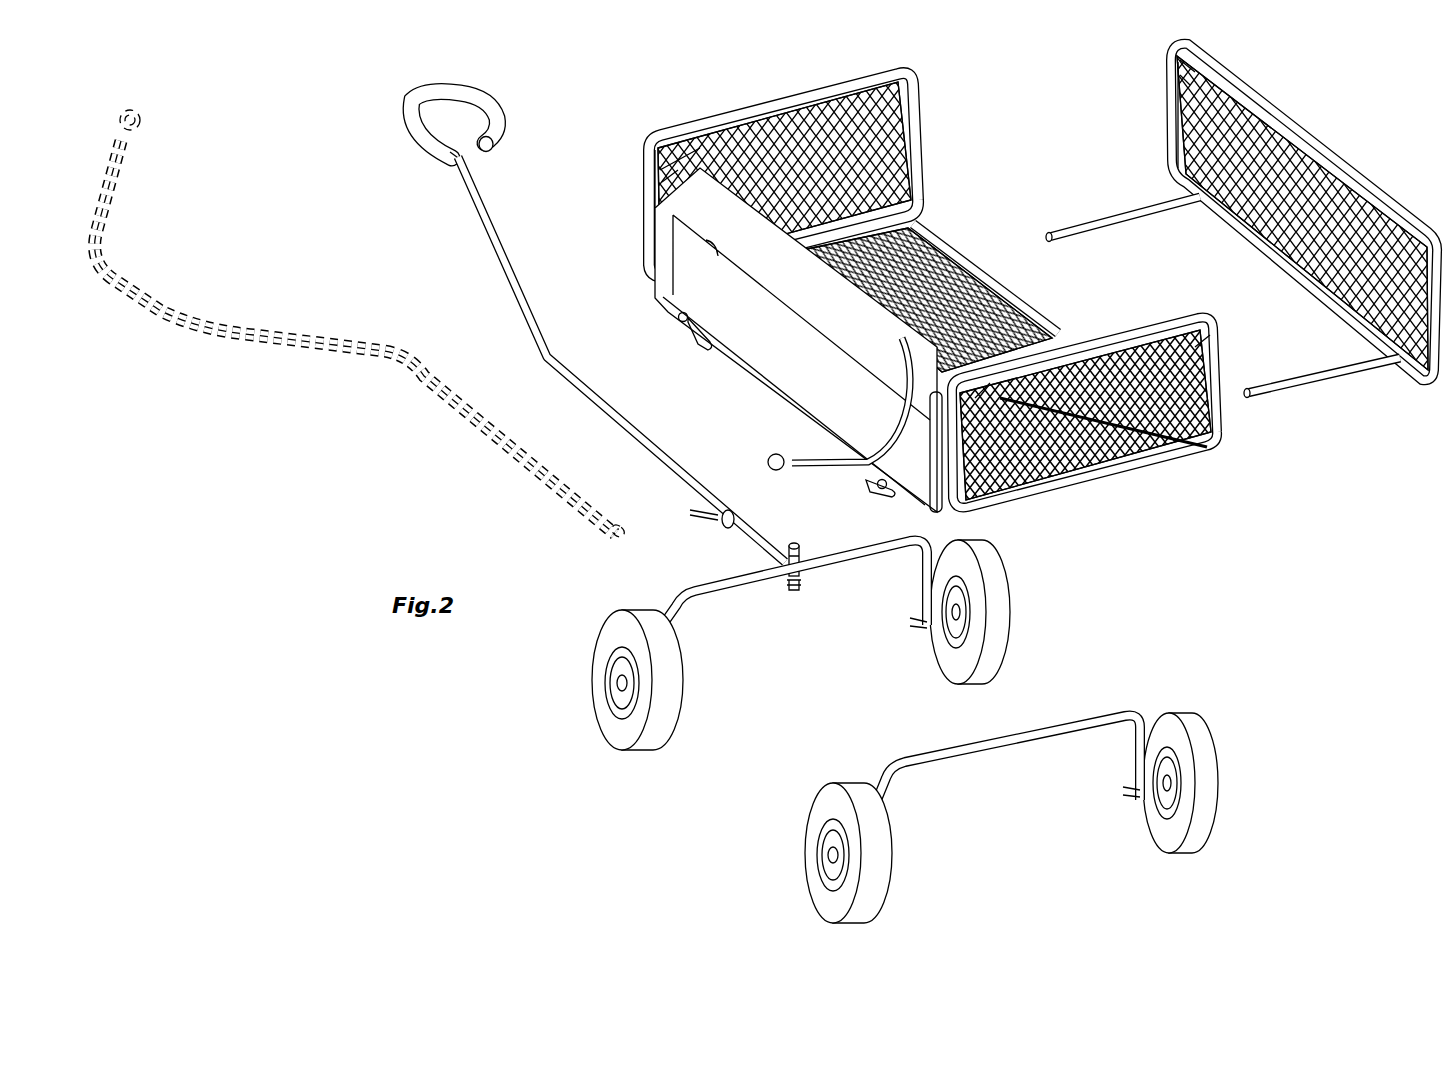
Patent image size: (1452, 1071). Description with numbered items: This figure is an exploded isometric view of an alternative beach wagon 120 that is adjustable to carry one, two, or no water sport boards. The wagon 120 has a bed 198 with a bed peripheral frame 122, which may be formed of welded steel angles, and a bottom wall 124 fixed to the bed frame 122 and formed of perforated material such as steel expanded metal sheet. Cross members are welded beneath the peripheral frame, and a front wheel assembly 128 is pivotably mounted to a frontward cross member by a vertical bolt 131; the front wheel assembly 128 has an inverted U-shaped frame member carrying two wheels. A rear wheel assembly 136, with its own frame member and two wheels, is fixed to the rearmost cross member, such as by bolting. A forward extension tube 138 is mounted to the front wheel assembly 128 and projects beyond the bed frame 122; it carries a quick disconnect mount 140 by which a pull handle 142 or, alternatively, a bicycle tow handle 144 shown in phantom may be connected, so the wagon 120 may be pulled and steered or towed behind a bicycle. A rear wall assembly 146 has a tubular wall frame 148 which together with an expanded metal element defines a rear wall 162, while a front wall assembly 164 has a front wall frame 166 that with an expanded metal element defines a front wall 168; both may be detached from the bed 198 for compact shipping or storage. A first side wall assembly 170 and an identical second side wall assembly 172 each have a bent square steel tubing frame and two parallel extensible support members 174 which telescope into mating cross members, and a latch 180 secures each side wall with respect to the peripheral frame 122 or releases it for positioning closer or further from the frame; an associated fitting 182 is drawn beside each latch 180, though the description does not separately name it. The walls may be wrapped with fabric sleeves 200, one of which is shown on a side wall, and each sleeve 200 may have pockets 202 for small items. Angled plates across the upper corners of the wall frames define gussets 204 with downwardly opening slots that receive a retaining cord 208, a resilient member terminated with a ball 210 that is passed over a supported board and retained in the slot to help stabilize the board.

The beach wagon 120 is at (1015, 128).
The bed peripheral frame 122 is at (955, 272).
The bottom wall 124 is at (947, 257).
The front wheel assembly 128 is at (797, 645).
The vertical bolt 131 is at (800, 547).
The rear wheel assembly 136 is at (1010, 818).
The forward extension tube 138 is at (735, 542).
The quick disconnect mount 140 is at (730, 505).
The pull handle 142 is at (598, 329).
The bicycle tow handle 144 is at (150, 298).
The rear wall assembly 146 is at (1128, 405).
The tubular wall frame 148 is at (1225, 333).
The rear wall 162 is at (1087, 500).
The front wall assembly 164 is at (752, 93).
The front wall frame 166 is at (786, 151).
The front wall 168 is at (783, 151).
The first side wall assembly 170 is at (754, 340).
The second side wall assembly 172 is at (1277, 212).
The extensible support member 174 is at (1120, 215).
The latch 180 is at (680, 320).
The hinge bracket 182 is at (700, 340).
The bed 198 is at (937, 230).
The fabric sleeve 200 is at (787, 407).
The pocket 202 is at (705, 232).
The gusset 204 is at (1203, 343).
The retaining cord 208 is at (830, 460).
The ball 210 is at (776, 471).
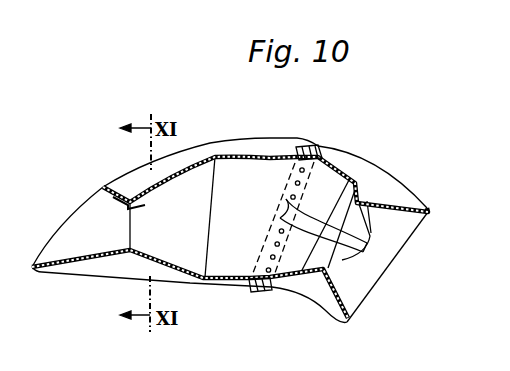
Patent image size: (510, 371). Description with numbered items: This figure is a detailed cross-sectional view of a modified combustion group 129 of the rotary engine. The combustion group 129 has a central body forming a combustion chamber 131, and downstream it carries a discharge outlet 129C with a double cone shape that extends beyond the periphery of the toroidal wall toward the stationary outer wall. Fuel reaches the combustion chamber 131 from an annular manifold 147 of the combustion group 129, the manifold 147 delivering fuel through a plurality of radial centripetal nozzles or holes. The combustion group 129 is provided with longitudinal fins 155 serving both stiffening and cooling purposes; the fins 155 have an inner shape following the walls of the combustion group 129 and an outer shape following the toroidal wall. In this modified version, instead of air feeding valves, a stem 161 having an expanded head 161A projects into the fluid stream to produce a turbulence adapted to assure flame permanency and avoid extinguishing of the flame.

The longitudinal fins 155 is at (142, 180).
The combustion group 129 is at (214, 156).
The discharge outlet 129C is at (127, 203).
The combustion chamber 131 is at (258, 177).
The annular manifold 147 is at (309, 147).
The stem 161 is at (317, 216).
The expanded head 161A is at (282, 210).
::::::
Objective » State how many lines of the records above contain the string "stem". Give the number only.

The output » 2